| Set problem |
Read the data and repeat it in full, exactly.

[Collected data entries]
*-*-*
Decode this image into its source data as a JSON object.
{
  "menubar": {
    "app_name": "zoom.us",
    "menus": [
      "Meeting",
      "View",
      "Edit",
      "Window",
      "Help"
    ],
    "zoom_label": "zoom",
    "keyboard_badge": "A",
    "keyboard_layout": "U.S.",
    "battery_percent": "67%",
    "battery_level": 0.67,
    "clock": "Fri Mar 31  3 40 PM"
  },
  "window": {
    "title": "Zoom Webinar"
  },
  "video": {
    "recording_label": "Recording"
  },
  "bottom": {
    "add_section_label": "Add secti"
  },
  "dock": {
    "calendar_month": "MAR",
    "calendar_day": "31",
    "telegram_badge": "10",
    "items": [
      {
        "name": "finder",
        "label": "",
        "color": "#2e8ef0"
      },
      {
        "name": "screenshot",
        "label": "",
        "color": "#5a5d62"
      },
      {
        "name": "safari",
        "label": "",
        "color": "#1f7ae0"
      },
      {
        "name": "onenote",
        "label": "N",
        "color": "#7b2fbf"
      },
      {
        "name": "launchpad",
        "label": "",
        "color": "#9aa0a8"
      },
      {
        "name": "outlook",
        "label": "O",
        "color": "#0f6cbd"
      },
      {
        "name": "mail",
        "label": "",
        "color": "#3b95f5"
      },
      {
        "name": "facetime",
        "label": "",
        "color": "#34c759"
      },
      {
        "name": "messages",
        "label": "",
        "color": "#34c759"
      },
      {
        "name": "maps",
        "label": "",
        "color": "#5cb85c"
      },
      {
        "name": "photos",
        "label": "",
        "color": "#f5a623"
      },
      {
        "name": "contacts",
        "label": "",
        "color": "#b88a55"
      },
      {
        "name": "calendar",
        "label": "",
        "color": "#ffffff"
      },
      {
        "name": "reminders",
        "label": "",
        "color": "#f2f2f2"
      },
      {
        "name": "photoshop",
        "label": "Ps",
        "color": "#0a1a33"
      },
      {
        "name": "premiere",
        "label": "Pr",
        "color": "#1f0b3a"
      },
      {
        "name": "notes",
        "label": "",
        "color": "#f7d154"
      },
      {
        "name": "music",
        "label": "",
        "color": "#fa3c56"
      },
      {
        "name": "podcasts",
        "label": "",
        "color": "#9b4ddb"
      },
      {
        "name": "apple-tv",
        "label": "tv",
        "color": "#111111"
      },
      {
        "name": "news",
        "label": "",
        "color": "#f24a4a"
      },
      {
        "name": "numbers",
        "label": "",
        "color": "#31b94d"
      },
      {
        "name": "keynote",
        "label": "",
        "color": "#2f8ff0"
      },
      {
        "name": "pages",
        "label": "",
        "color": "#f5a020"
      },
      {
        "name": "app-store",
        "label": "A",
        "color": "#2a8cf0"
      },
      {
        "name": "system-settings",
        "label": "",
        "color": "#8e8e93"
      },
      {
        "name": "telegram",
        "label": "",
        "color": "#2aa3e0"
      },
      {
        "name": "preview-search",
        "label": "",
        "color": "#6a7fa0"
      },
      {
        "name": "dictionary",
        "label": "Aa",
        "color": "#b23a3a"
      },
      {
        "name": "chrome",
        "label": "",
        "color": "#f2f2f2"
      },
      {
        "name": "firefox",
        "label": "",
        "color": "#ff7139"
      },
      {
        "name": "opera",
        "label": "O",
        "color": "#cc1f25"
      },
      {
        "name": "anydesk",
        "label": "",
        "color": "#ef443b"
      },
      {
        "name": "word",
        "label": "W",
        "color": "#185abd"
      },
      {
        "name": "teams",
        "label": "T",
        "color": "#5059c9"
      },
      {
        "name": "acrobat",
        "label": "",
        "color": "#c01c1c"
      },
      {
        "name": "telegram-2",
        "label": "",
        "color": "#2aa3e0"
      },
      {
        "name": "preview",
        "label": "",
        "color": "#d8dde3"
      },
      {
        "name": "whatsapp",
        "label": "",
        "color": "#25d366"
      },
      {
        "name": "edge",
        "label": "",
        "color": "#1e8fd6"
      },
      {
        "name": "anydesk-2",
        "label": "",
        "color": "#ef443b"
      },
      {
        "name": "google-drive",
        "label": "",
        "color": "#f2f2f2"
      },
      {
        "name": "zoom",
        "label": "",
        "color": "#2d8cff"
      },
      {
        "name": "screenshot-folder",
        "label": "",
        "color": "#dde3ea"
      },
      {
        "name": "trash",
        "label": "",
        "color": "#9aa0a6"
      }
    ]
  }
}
*-*-*
| Final result |
Decode this image into its source data as a JSON object.
{
  "menubar": {
    "app_name": "zoom.us",
    "menus": [
      "Meeting",
      "View",
      "Edit",
      "Window",
      "Help"
    ],
    "zoom_label": "zoom",
    "keyboard_badge": "A",
    "keyboard_layout": "U.S.",
    "battery_percent": "67%",
    "battery_level": 0.67,
    "clock": "Fri Mar 31  3 40 PM"
  },
  "window": {
    "title": "Zoom Webinar"
  },
  "video": {
    "recording_label": "Recording"
  },
  "bottom": {
    "add_section_label": "Add secti"
  },
  "dock": {
    "calendar_month": "MAR",
    "calendar_day": "31",
    "telegram_badge": "10",
    "items": [
      {
        "name": "finder",
        "label": "",
        "color": "#2e8ef0"
      },
      {
        "name": "screenshot",
        "label": "",
        "color": "#5a5d62"
      },
      {
        "name": "safari",
        "label": "",
        "color": "#1f7ae0"
      },
      {
        "name": "onenote",
        "label": "N",
        "color": "#7b2fbf"
      },
      {
        "name": "launchpad",
        "label": "",
        "color": "#9aa0a8"
      },
      {
        "name": "outlook",
        "label": "O",
        "color": "#0f6cbd"
      },
      {
        "name": "mail",
        "label": "",
        "color": "#3b95f5"
      },
      {
        "name": "facetime",
        "label": "",
        "color": "#34c759"
      },
      {
        "name": "messages",
        "label": "",
        "color": "#34c759"
      },
      {
        "name": "maps",
        "label": "",
        "color": "#5cb85c"
      },
      {
        "name": "photos",
        "label": "",
        "color": "#f5a623"
      },
      {
        "name": "contacts",
        "label": "",
        "color": "#b88a55"
      },
      {
        "name": "calendar",
        "label": "",
        "color": "#ffffff"
      },
      {
        "name": "reminders",
        "label": "",
        "color": "#f2f2f2"
      },
      {
        "name": "photoshop",
        "label": "Ps",
        "color": "#0a1a33"
      },
      {
        "name": "premiere",
        "label": "Pr",
        "color": "#1f0b3a"
      },
      {
        "name": "notes",
        "label": "",
        "color": "#f7d154"
      },
      {
        "name": "music",
        "label": "",
        "color": "#fa3c56"
      },
      {
        "name": "podcasts",
        "label": "",
        "color": "#9b4ddb"
      },
      {
        "name": "apple-tv",
        "label": "tv",
        "color": "#111111"
      },
      {
        "name": "news",
        "label": "",
        "color": "#f24a4a"
      },
      {
        "name": "numbers",
        "label": "",
        "color": "#31b94d"
      },
      {
        "name": "keynote",
        "label": "",
        "color": "#2f8ff0"
      },
      {
        "name": "pages",
        "label": "",
        "color": "#f5a020"
      },
      {
        "name": "app-store",
        "label": "A",
        "color": "#2a8cf0"
      },
      {
        "name": "system-settings",
        "label": "",
        "color": "#8e8e93"
      },
      {
        "name": "telegram",
        "label": "",
        "color": "#2aa3e0"
      },
      {
        "name": "preview-search",
        "label": "",
        "color": "#6a7fa0"
      },
      {
        "name": "dictionary",
        "label": "Aa",
        "color": "#b23a3a"
      },
      {
        "name": "chrome",
        "label": "",
        "color": "#f2f2f2"
      },
      {
        "name": "firefox",
        "label": "",
        "color": "#ff7139"
      },
      {
        "name": "opera",
        "label": "O",
        "color": "#cc1f25"
      },
      {
        "name": "anydesk",
        "label": "",
        "color": "#ef443b"
      },
      {
        "name": "word",
        "label": "W",
        "color": "#185abd"
      },
      {
        "name": "teams",
        "label": "T",
        "color": "#5059c9"
      },
      {
        "name": "acrobat",
        "label": "",
        "color": "#c01c1c"
      },
      {
        "name": "telegram-2",
        "label": "",
        "color": "#2aa3e0"
      },
      {
        "name": "preview",
        "label": "",
        "color": "#d8dde3"
      },
      {
        "name": "whatsapp",
        "label": "",
        "color": "#25d366"
      },
      {
        "name": "edge",
        "label": "",
        "color": "#1e8fd6"
      },
      {
        "name": "anydesk-2",
        "label": "",
        "color": "#ef443b"
      },
      {
        "name": "google-drive",
        "label": "",
        "color": "#f2f2f2"
      },
      {
        "name": "zoom",
        "label": "",
        "color": "#2d8cff"
      },
      {
        "name": "screenshot-folder",
        "label": "",
        "color": "#dde3ea"
      },
      {
        "name": "trash",
        "label": "",
        "color": "#9aa0a6"
      }
    ]
  }
}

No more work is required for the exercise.